[Start Listed records]

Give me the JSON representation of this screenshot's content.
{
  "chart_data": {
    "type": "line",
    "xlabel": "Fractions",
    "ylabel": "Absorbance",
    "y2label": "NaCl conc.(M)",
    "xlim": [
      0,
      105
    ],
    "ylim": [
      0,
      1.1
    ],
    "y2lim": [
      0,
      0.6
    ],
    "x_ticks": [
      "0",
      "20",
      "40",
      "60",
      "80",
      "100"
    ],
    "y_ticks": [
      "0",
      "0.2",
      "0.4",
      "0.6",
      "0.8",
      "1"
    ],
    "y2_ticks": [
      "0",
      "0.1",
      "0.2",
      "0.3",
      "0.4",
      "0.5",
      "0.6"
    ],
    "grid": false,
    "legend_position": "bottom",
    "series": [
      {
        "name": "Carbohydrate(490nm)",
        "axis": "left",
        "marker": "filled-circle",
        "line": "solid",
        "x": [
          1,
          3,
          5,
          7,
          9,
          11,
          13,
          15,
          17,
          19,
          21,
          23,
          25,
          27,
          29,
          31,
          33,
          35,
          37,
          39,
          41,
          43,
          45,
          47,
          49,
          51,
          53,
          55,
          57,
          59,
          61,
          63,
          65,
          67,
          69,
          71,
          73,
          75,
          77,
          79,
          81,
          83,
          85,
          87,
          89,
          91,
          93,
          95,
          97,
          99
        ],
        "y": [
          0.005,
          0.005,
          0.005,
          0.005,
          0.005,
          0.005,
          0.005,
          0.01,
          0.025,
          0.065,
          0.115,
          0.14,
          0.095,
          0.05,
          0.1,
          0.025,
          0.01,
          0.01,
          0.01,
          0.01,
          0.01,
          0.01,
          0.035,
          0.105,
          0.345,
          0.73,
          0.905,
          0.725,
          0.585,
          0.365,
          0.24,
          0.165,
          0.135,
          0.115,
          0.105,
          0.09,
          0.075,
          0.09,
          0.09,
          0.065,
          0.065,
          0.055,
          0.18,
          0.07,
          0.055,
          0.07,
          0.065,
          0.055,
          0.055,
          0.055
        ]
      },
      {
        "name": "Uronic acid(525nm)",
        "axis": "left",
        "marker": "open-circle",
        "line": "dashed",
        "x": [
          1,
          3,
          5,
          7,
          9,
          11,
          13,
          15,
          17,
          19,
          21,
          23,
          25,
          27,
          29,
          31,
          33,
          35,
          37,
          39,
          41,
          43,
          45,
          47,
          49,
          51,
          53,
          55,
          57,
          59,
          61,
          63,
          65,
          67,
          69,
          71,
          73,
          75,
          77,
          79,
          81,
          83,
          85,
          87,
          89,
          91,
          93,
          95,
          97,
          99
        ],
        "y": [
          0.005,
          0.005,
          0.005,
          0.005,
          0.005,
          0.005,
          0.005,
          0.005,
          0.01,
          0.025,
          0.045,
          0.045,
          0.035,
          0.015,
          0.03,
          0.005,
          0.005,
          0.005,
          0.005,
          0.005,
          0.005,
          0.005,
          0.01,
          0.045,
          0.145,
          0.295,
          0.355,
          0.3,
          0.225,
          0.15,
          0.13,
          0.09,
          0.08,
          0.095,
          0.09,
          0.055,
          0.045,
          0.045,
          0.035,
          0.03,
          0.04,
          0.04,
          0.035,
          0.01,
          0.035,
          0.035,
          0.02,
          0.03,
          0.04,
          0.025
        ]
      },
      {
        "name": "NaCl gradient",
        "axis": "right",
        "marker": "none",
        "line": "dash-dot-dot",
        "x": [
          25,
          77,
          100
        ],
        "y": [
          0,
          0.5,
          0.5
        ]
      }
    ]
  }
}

[End Listed records]

What you need to do
Compute the number of lines above that contain the string "name". Reply with that value only.

Solution to this exercise
3